**Input rows:**

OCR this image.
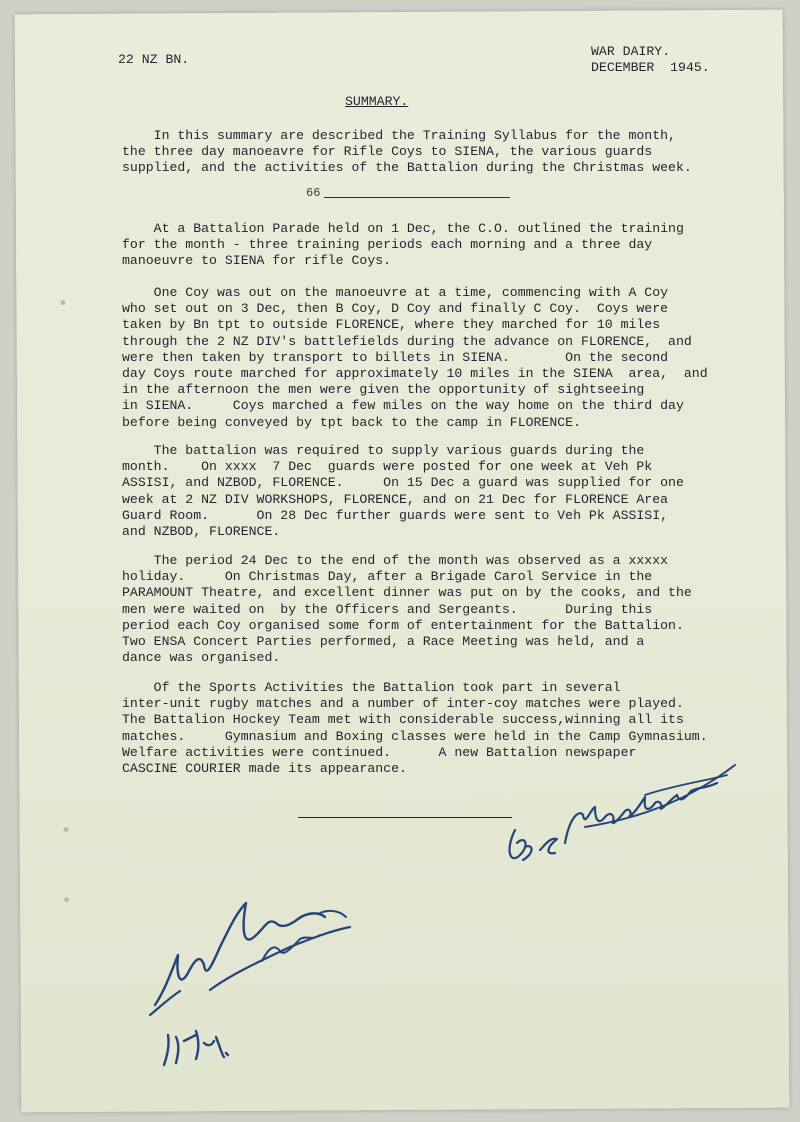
22 NZ BN.
WAR DAIRY.
DECEMBER  1945.
SUMMARY.
In this summary are described the Training Syllabus for the month,
the three day manoeavre for Rifle Coys to SIENA, the various guards
supplied, and the activities of the Battalion during the Christmas week.

66

At a Battalion Parade held on 1 Dec, the C.O. outlined the training
for the month - three training periods each morning and a three day
manoeuvre to SIENA for rifle Coys.
One Coy was out on the manoeuvre at a time, commencing with A Coy
who set out on 3 Dec, then B Coy, D Coy and finally C Coy.  Coys were
taken by Bn tpt to outside FLORENCE, where they marched for 10 miles
through the 2 NZ DIV's battlefields during the advance on FLORENCE,  and
were then taken by transport to billets in SIENA.       On the second
day Coys route marched for approximately 10 miles in the SIENA  area,  and
in the afternoon the men were given the opportunity of sightseeing
in SIENA.     Coys marched a few miles on the way home on the third day
before being conveyed by tpt back to the camp in FLORENCE.
The battalion was required to supply various guards during the
month.    On xxxx  7 Dec  guards were posted for one week at Veh Pk
ASSISI, and NZBOD, FLORENCE.     On 15 Dec a guard was supplied for one
week at 2 NZ DIV WORKSHOPS, FLORENCE, and on 21 Dec for FLORENCE Area
Guard Room.      On 28 Dec further guards were sent to Veh Pk ASSISI,
and NZBOD, FLORENCE.
The period 24 Dec to the end of the month was observed as a xxxxx
holiday.     On Christmas Day, after a Brigade Carol Service in the
PARAMOUNT Theatre, and excellent dinner was put on by the cooks, and the
men were waited on  by the Officers and Sergeants.      During this
period each Coy organised some form of entertainment for the Battalion.
Two ENSA Concert Parties performed, a Race Meeting was held, and a
dance was organised.
Of the Sports Activities the Battalion took part in several
inter-unit rugby matches and a number of inter-coy matches were played.
The Battalion Hockey Team met with considerable success,winning all its
matches.     Gymnasium and Boxing classes were held in the Camp Gymnasium.
Welfare activities were continued.      A new Battalion newspaper
CASCINE COURIER made its appearance.
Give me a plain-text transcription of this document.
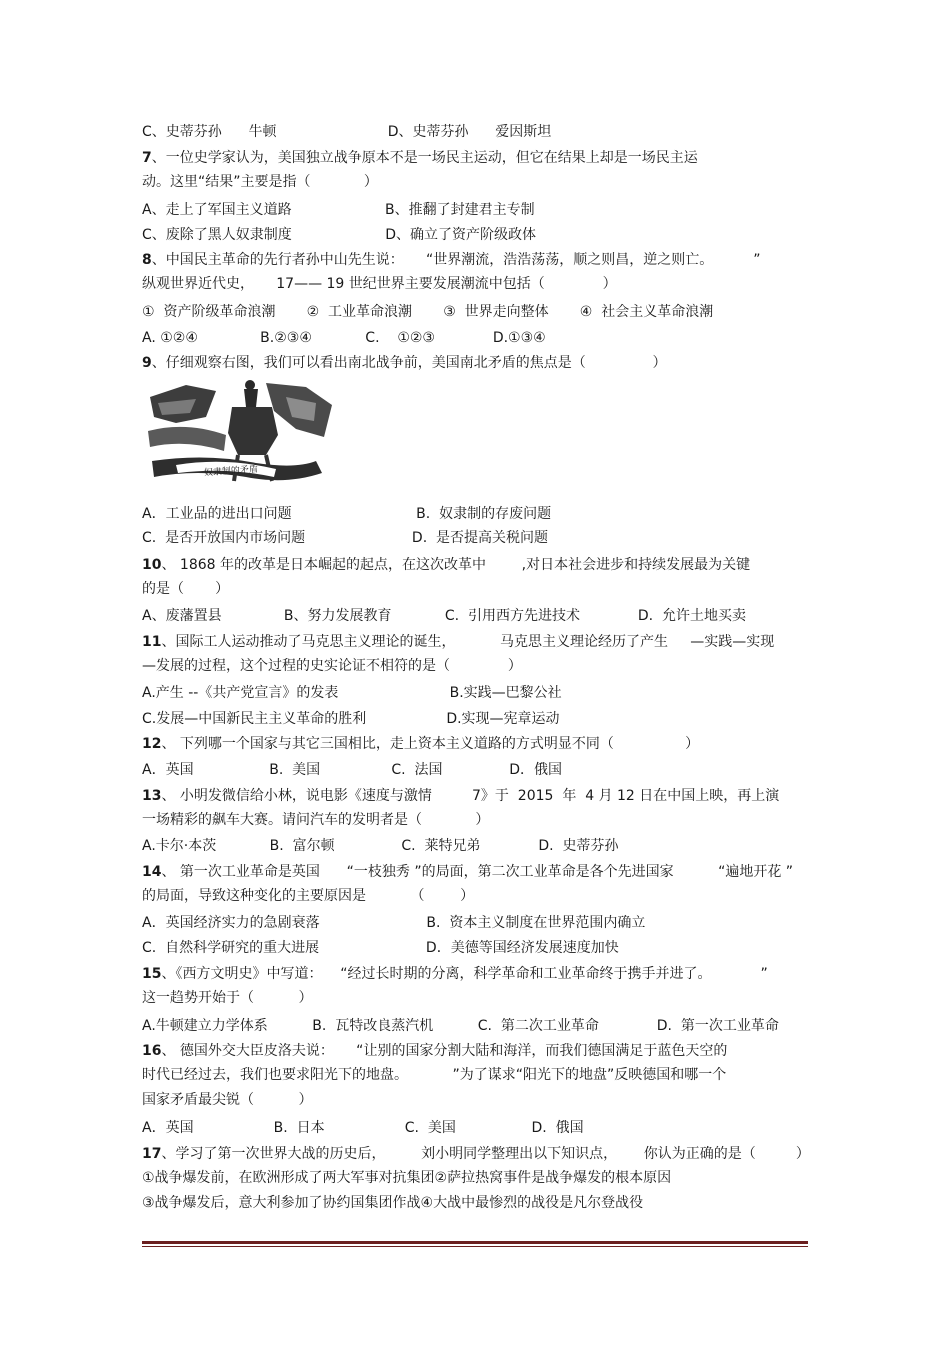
C、史蒂芬孙      牛顿                         D、史蒂芬孙      爱因斯坦
7、一位史学家认为，美国独立战争原本不是一场民主运动，但它在结果上却是一场民主运
动。这里“结果”主要是指（            ）
A、走上了军国主义道路                     B、推翻了封建君主专制
C、废除了黑人奴隶制度                     D、确立了资产阶级政体
8、中国民主革命的先行者孙中山先生说：     “世界潮流，浩浩荡荡，顺之则昌，逆之则亡。         ”
纵观世界近代史，     17—— 19 世纪世界主要发展潮流中包括（             ）
①  资产阶级革命浪潮       ②  工业革命浪潮       ③  世界走向整体       ④  社会主义革命浪潮
A. ①②④              B.②③④            C.    ①②③             D.①③④
9、仔细观察右图，我们可以看出南北战争前，美国南北矛盾的焦点是（               ）
奴隶制的矛盾
A．工业品的进出口问题                            B.  奴隶制的存废问题
C.  是否开放国内市场问题                        D.  是否提高关税问题
10、 1868 年的改革是日本崛起的起点，在这次改革中        ,对日本社会进步和持续发展最为关键
的是（       ）
A、废藩置县              B、努力发展教育            C.  引用西方先进技术             D.  允许土地买卖
11、国际工人运动推动了马克思主义理论的诞生，          马克思主义理论经历了产生     —实践—实现
—发展的过程，这个过程的史实论证不相符的是（             ）
A.产生 --《共产党宣言》的发表                         B.实践—巴黎公社
C.发展—中国新民主主义革命的胜利                  D.实现—宪章运动
12、 下列哪一个国家与其它三国相比，走上资本主义道路的方式明显不同（                ）
A．英国                 B.  美国                C.  法国               D．俄国
13、 小明发微信给小林，说电影《速度与激情         7》于  2015  年  4 月 12 日在中国上映，再上演
一场精彩的飙车大赛。请问汽车的发明者是（            ）
A.卡尔·本茨            B.  富尔顿               C.  莱特兄弟             D.  史蒂芬孙
14、 第一次工业革命是英国      “一枝独秀 ”的局面，第二次工业革命是各个先进国家          “遍地开花 ”
的局面，导致这种变化的主要原因是          （        ）
A．英国经济实力的急剧衰落                        B.  资本主义制度在世界范围内确立
C.  自然科学研究的重大进展                        D．美德等国经济发展速度加快
15、《西方文明史》中写道：    “经过长时期的分离，科学革命和工业革命终于携手并进了。           ”
这一趋势开始于（          ）
A.牛顿建立力学体系          B.  瓦特改良蒸汽机          C.  第二次工业革命             D.  第一次工业革命
16、 德国外交大臣皮洛夫说：     “让别的国家分割大陆和海洋，而我们德国满足于蓝色天空的
时代已经过去，我们也要求阳光下的地盘。          ”为了谋求“阳光下的地盘”反映德国和哪一个
国家矛盾最尖锐（          ）
A．英国                  B.  日本                  C.  美国                 D.  俄国
17、学习了第一次世界大战的历史后，        刘小明同学整理出以下知识点，      你认为正确的是（         ）
①战争爆发前，在欧洲形成了两大军事对抗集团②萨拉热窝事件是战争爆发的根本原因
③战争爆发后，意大利参加了协约国集团作战④大战中最惨烈的战役是凡尔登战役
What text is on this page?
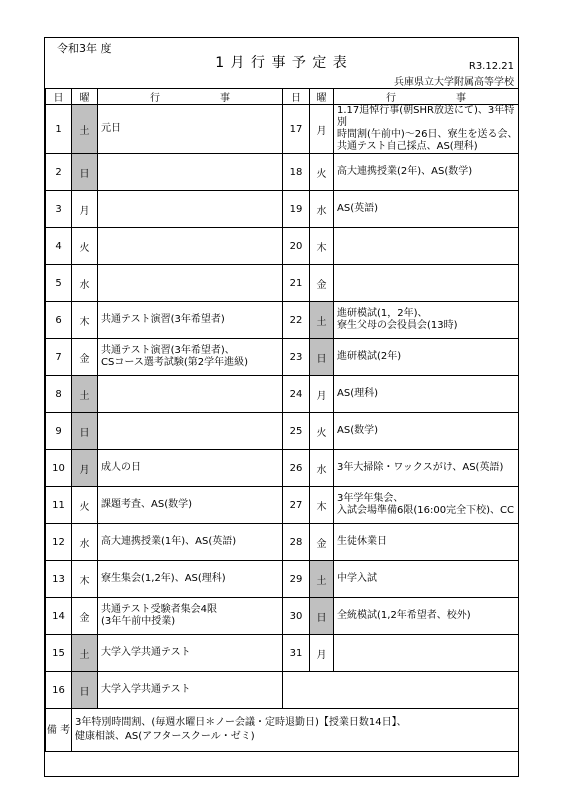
令和3年 度
1 月 行 事 予 定 表	R3.12.21
兵庫県立大学附属高等学校
日	曜	行　　　　　　事	日	曜	行　　　　　　事
1	土	元日	17	月	1.17追悼行事(朝SHR放送にて)、3年特別
時間割(午前中)～26日、寮生を送る会、
共通テスト自己採点、AS(理科)
2	日		18	火	高大連携授業(2年)、AS(数学)
3	月		19	水	AS(英語)
4	火		20	木	
5	水		21	金	
6	木	共通テスト演習(3年希望者)	22	土	進研模試(1，2年)、
寮生父母の会役員会(13時)
7	金	共通テスト演習(3年希望者)、
CSコース選考試験(第2学年進級)	23	日	進研模試(2年)
8	土		24	月	AS(理科)
9	日		25	火	AS(数学)
10	月	成人の日	26	水	3年大掃除・ワックスがけ、AS(英語)
11	火	課題考査、AS(数学)	27	木	3年学年集会、
入試会場準備6限(16:00完全下校)、CC
12	水	高大連携授業(1年)、AS(英語)	28	金	生徒休業日
13	木	寮生集会(1,2年)、AS(理科)	29	土	中学入試
14	金	共通テスト受験者集会4限
(3年午前中授業)	30	日	全統模試(1,2年希望者、校外)
15	土	大学入学共通テスト	31	月	
16	日	大学入学共通テスト			
備 考	3年特別時間割、(毎週水曜日＊ノー会議・定時退勤日)【授業日数14日】、
健康相談、AS(アフタースクール・ゼミ)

**Direction:**
Write the records above out again exactly, with no pictures in your copy.

**Task response:**
OCR this image.
22 NZ BN.
WAR DAIRY.
DECEMBER  1945.
SUMMARY.
In this summary are described the Training Syllabus for the month,
the three day manoeavre for Rifle Coys to SIENA, the various guards
supplied, and the activities of the Battalion during the Christmas week.

66

At a Battalion Parade held on 1 Dec, the C.O. outlined the training
for the month - three training periods each morning and a three day
manoeuvre to SIENA for rifle Coys.
One Coy was out on the manoeuvre at a time, commencing with A Coy
who set out on 3 Dec, then B Coy, D Coy and finally C Coy.  Coys were
taken by Bn tpt to outside FLORENCE, where they marched for 10 miles
through the 2 NZ DIV's battlefields during the advance on FLORENCE,  and
were then taken by transport to billets in SIENA.       On the second
day Coys route marched for approximately 10 miles in the SIENA  area,  and
in the afternoon the men were given the opportunity of sightseeing
in SIENA.     Coys marched a few miles on the way home on the third day
before being conveyed by tpt back to the camp in FLORENCE.
The battalion was required to supply various guards during the
month.    On xxxx  7 Dec  guards were posted for one week at Veh Pk
ASSISI, and NZBOD, FLORENCE.     On 15 Dec a guard was supplied for one
week at 2 NZ DIV WORKSHOPS, FLORENCE, and on 21 Dec for FLORENCE Area
Guard Room.      On 28 Dec further guards were sent to Veh Pk ASSISI,
and NZBOD, FLORENCE.
The period 24 Dec to the end of the month was observed as a xxxxx
holiday.     On Christmas Day, after a Brigade Carol Service in the
PARAMOUNT Theatre, and excellent dinner was put on by the cooks, and the
men were waited on  by the Officers and Sergeants.      During this
period each Coy organised some form of entertainment for the Battalion.
Two ENSA Concert Parties performed, a Race Meeting was held, and a
dance was organised.
Of the Sports Activities the Battalion took part in several
inter-unit rugby matches and a number of inter-coy matches were played.
The Battalion Hockey Team met with considerable success,winning all its
matches.     Gymnasium and Boxing classes were held in the Camp Gymnasium.
Welfare activities were continued.      A new Battalion newspaper
CASCINE COURIER made its appearance.
Give me a plain-text transcription of this document.
C、史蒂芬孙      牛顿                         D、史蒂芬孙      爱因斯坦
7、一位史学家认为，美国独立战争原本不是一场民主运动，但它在结果上却是一场民主运
动。这里“结果”主要是指（            ）
A、走上了军国主义道路                     B、推翻了封建君主专制
C、废除了黑人奴隶制度                     D、确立了资产阶级政体
8、中国民主革命的先行者孙中山先生说：     “世界潮流，浩浩荡荡，顺之则昌，逆之则亡。         ”
纵观世界近代史，     17—— 19 世纪世界主要发展潮流中包括（             ）
①  资产阶级革命浪潮       ②  工业革命浪潮       ③  世界走向整体       ④  社会主义革命浪潮
A. ①②④              B.②③④            C.    ①②③             D.①③④
9、仔细观察右图，我们可以看出南北战争前，美国南北矛盾的焦点是（               ）
奴隶制的矛盾
A．工业品的进出口问题                            B.  奴隶制的存废问题
C.  是否开放国内市场问题                        D.  是否提高关税问题
10、 1868 年的改革是日本崛起的起点，在这次改革中        ,对日本社会进步和持续发展最为关键
的是（       ）
A、废藩置县              B、努力发展教育            C.  引用西方先进技术             D.  允许土地买卖
11、国际工人运动推动了马克思主义理论的诞生，          马克思主义理论经历了产生     —实践—实现
—发展的过程，这个过程的史实论证不相符的是（             ）
A.产生 --《共产党宣言》的发表                         B.实践—巴黎公社
C.发展—中国新民主主义革命的胜利                  D.实现—宪章运动
12、 下列哪一个国家与其它三国相比，走上资本主义道路的方式明显不同（                ）
A．英国                 B.  美国                C.  法国               D．俄国
13、 小明发微信给小林，说电影《速度与激情         7》于  2015  年  4 月 12 日在中国上映，再上演
一场精彩的飙车大赛。请问汽车的发明者是（            ）
A.卡尔·本茨            B.  富尔顿               C.  莱特兄弟             D.  史蒂芬孙
14、 第一次工业革命是英国      “一枝独秀 ”的局面，第二次工业革命是各个先进国家          “遍地开花 ”
的局面，导致这种变化的主要原因是          （        ）
A．英国经济实力的急剧衰落                        B.  资本主义制度在世界范围内确立
C.  自然科学研究的重大进展                        D．美德等国经济发展速度加快
15、《西方文明史》中写道：    “经过长时期的分离，科学革命和工业革命终于携手并进了。           ”
这一趋势开始于（          ）
A.牛顿建立力学体系          B.  瓦特改良蒸汽机          C.  第二次工业革命             D.  第一次工业革命
16、 德国外交大臣皮洛夫说：     “让别的国家分割大陆和海洋，而我们德国满足于蓝色天空的
时代已经过去，我们也要求阳光下的地盘。          ”为了谋求“阳光下的地盘”反映德国和哪一个
国家矛盾最尖锐（          ）
A．英国                  B.  日本                  C.  美国                 D.  俄国
17、学习了第一次世界大战的历史后，        刘小明同学整理出以下知识点，      你认为正确的是（         ）
①战争爆发前，在欧洲形成了两大军事对抗集团②萨拉热窝事件是战争爆发的根本原因
③战争爆发后，意大利参加了协约国集团作战④大战中最惨烈的战役是凡尔登战役
What text is on this page?
令和3年 度
1 月 行 事 予 定 表	R3.12.21
兵庫県立大学附属高等学校
日	曜	行　　　　　　事	日	曜	行　　　　　　事
1	土	元日	17	月	1.17追悼行事(朝SHR放送にて)、3年特別
時間割(午前中)～26日、寮生を送る会、
共通テスト自己採点、AS(理科)
2	日		18	火	高大連携授業(2年)、AS(数学)
3	月		19	水	AS(英語)
4	火		20	木	
5	水		21	金	
6	木	共通テスト演習(3年希望者)	22	土	進研模試(1，2年)、
寮生父母の会役員会(13時)
7	金	共通テスト演習(3年希望者)、
CSコース選考試験(第2学年進級)	23	日	進研模試(2年)
8	土		24	月	AS(理科)
9	日		25	火	AS(数学)
10	月	成人の日	26	水	3年大掃除・ワックスがけ、AS(英語)
11	火	課題考査、AS(数学)	27	木	3年学年集会、
入試会場準備6限(16:00完全下校)、CC
12	水	高大連携授業(1年)、AS(英語)	28	金	生徒休業日
13	木	寮生集会(1,2年)、AS(理科)	29	土	中学入試
14	金	共通テスト受験者集会4限
(3年午前中授業)	30	日	全統模試(1,2年希望者、校外)
15	土	大学入学共通テスト	31	月	
16	日	大学入学共通テスト			
備 考	3年特別時間割、(毎週水曜日＊ノー会議・定時退勤日)【授業日数14日】、
健康相談、AS(アフタースクール・ゼミ)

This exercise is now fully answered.